[Task goal] Lines that hold the word "hlavy" should be located and copied.

START Data shown

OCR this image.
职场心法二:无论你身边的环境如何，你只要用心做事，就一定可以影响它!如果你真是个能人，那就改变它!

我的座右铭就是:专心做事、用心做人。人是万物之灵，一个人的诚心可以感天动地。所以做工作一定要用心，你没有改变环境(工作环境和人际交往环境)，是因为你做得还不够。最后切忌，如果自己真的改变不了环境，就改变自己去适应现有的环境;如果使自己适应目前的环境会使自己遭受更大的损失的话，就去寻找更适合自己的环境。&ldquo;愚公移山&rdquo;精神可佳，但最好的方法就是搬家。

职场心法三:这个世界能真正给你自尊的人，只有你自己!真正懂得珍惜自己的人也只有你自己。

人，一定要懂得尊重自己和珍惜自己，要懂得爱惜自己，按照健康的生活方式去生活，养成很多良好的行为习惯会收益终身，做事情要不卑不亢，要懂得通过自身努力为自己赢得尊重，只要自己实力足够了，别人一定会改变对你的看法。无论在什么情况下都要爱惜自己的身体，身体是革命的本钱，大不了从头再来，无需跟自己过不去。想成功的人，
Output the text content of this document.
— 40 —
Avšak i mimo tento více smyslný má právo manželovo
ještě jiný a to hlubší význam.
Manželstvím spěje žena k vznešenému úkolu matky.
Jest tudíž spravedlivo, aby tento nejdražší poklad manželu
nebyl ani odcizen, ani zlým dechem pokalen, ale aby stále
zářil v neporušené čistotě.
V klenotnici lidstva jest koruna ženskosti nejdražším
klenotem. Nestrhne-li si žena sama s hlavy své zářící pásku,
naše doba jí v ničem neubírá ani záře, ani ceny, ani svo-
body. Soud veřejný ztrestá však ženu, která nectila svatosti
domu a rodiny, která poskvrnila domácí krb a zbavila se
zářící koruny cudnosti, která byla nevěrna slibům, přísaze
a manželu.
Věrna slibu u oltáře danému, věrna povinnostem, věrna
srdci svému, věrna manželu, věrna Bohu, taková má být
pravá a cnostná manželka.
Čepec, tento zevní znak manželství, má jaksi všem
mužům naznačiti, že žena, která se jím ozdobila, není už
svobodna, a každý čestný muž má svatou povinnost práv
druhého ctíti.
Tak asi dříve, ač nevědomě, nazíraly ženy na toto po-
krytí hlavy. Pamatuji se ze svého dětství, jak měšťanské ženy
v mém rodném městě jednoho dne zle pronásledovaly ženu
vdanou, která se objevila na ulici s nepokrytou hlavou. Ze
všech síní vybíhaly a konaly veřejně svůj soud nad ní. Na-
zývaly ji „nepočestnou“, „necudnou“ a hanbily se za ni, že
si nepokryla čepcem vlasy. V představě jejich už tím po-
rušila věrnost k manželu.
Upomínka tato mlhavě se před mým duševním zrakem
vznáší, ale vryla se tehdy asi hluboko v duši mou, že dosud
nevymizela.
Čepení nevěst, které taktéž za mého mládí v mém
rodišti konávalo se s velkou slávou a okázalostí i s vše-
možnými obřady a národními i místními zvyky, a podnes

END Data shown

[Answer below]
klenotem. Nestrhne-li si žena sama s hlavy své zářící pásku,
krytí hlavy. Pamatuji se ze svého dětství, jak měšťanské ženy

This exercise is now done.